# Texto para analizar
Murió Roberto Gallegos, el arqueólogo que abrió las tumbas de Zaachila - Oaxaca Profundo

jueves, 29 de enero de 2026

Murió Roberto Gallegos, el arqueólogo que abrió las tumbas de Zaachila

La arqueología mexicana perdió a una de sus figuras clave. Esta semana falleció Roberto Gallegos Ruiz, investigador cuya obra marcó un antes y un después en el conocimiento de las culturas del sur de México, especialmente por el descubrimiento de las Tumbas I y II de Zaachila, en Oaxaca, realizado en 1962.


La noticia provocó mensajes de despedida entre colegas, exalumnos e instituciones culturales, que coincidieron en señalar su rigor, su vocación docente y la trascendencia de un hallazgo que permitió entender con mayor claridad la relación entre los mundos mixteco y zapoteca.



Fue en Zaachila donde Gallegos dejó la huella más profunda de su carrera. Ahí localizó las tumbas de los señores 9 Flor y 7 Flor, acompañados de una ofrenda excepcional: joyas de oro, piedras preciosas y una pieza que se volvería emblemática, la Copa del Colibrí, una vasija tipo códice de origen mixteco considerada hoy una de las obras maestras de la cerámica policroma prehispánica. Para el propio arqueólogo, ese descubrimiento fue siempre “el trabajo más importante” de su vida.


Nacido en 1932 en Los Reyes Quiahuixtlán, Tlaxcala, Gallegos encontró su vocación desde niño, impulsado por un abuelo apasionado por el pasado prehispánico. Estudió arqueología en la ENAH a partir de 1955 y fue alumno de Román Piña Chan, una de las figuras centrales de la disciplina en el siglo XX.

# Consigna
Cita tal cual el pasaje de la nota sobre Roberto Gallegos que empieza en las palabras "Fue en Zaachila" y termina después de "de su vida.".

# Material proporcionado
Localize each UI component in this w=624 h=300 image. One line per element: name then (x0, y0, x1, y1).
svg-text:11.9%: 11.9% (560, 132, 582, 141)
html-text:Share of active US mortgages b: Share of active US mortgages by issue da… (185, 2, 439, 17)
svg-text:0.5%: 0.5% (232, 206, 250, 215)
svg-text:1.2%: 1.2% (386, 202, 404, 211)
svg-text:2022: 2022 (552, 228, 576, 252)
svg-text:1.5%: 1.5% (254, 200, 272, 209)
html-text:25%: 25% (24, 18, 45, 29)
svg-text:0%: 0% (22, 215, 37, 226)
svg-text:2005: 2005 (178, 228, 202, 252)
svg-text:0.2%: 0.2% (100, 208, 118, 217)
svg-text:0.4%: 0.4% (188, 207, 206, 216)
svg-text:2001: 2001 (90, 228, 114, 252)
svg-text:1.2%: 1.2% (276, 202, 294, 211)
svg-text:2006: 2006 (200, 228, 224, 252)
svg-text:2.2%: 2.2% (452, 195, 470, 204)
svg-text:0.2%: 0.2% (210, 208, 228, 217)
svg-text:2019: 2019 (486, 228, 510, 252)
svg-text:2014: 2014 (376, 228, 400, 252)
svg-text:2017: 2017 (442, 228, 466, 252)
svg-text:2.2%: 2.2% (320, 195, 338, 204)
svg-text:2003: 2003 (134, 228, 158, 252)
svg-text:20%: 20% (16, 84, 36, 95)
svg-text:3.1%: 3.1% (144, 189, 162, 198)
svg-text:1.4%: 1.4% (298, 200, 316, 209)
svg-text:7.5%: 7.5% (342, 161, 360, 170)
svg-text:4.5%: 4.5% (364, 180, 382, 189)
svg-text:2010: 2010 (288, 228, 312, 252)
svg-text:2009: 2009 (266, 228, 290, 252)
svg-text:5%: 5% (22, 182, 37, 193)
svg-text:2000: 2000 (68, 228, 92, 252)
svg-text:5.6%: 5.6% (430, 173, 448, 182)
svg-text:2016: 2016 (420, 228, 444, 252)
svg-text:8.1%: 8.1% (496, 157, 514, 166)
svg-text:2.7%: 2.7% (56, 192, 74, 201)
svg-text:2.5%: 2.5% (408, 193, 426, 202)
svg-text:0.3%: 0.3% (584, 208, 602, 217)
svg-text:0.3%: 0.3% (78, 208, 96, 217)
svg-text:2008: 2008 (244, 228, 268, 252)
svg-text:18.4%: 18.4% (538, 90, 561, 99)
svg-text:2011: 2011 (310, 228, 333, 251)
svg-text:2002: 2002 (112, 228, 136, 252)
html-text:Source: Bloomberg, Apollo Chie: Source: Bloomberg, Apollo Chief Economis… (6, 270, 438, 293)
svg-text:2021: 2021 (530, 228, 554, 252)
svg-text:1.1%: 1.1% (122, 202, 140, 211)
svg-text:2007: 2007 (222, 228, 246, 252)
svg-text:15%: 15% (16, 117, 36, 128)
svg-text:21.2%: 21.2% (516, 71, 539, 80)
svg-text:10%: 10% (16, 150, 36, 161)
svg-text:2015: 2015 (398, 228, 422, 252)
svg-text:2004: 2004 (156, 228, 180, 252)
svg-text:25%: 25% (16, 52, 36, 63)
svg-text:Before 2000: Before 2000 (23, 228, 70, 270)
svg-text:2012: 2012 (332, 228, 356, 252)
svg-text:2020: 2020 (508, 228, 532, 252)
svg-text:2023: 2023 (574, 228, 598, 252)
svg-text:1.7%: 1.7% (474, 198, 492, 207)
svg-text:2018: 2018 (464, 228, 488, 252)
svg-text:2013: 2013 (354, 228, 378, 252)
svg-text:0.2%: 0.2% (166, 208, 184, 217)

# Resultado
Fue en Zaachila donde Gallegos dejó la huella más profunda de su carrera. Ahí localizó las tumbas de los señores 9 Flor y 7 Flor, acompañados de una ofrenda excepcional: joyas de oro, piedras preciosas y una pieza que se volvería emblemática, la Copa del Colibrí, una vasija tipo códice de origen mixteco considerada hoy una de las obras maestras de la cerámica policroma prehispánica. Para el propio arqueólogo, ese descubrimiento fue siempre “el trabajo más importante” de su vida.